Stored data
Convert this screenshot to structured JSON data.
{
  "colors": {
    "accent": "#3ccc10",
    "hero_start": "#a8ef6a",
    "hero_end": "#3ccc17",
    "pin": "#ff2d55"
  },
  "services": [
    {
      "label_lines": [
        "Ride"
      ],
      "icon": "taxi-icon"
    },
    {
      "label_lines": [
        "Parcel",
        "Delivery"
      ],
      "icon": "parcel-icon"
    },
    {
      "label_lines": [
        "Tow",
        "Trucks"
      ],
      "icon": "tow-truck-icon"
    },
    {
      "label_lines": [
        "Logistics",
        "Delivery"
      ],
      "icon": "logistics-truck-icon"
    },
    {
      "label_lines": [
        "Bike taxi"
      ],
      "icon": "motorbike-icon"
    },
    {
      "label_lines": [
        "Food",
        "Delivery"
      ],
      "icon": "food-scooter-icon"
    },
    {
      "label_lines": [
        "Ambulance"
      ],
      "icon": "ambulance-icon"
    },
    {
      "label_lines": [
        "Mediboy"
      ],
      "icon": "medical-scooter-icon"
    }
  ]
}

---

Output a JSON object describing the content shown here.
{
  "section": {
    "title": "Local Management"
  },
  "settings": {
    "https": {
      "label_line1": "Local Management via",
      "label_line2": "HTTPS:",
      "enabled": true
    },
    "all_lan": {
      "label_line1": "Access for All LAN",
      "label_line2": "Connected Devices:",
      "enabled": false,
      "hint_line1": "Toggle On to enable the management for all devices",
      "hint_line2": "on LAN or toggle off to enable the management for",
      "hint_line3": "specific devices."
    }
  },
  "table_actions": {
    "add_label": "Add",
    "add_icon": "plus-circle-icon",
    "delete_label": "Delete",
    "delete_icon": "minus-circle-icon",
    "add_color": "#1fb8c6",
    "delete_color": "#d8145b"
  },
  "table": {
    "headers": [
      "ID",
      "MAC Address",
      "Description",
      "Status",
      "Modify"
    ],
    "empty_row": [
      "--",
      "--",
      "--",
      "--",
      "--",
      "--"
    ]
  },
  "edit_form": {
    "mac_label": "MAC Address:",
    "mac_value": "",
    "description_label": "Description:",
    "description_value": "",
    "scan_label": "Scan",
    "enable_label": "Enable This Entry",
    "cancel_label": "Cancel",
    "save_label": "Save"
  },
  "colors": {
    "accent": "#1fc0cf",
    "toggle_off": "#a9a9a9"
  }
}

**Written request**
Read the entries and select each line where the word "scooter" is found.

**Finished answer**
      "icon": "food-scooter-icon"
      "icon": "medical-scooter-icon"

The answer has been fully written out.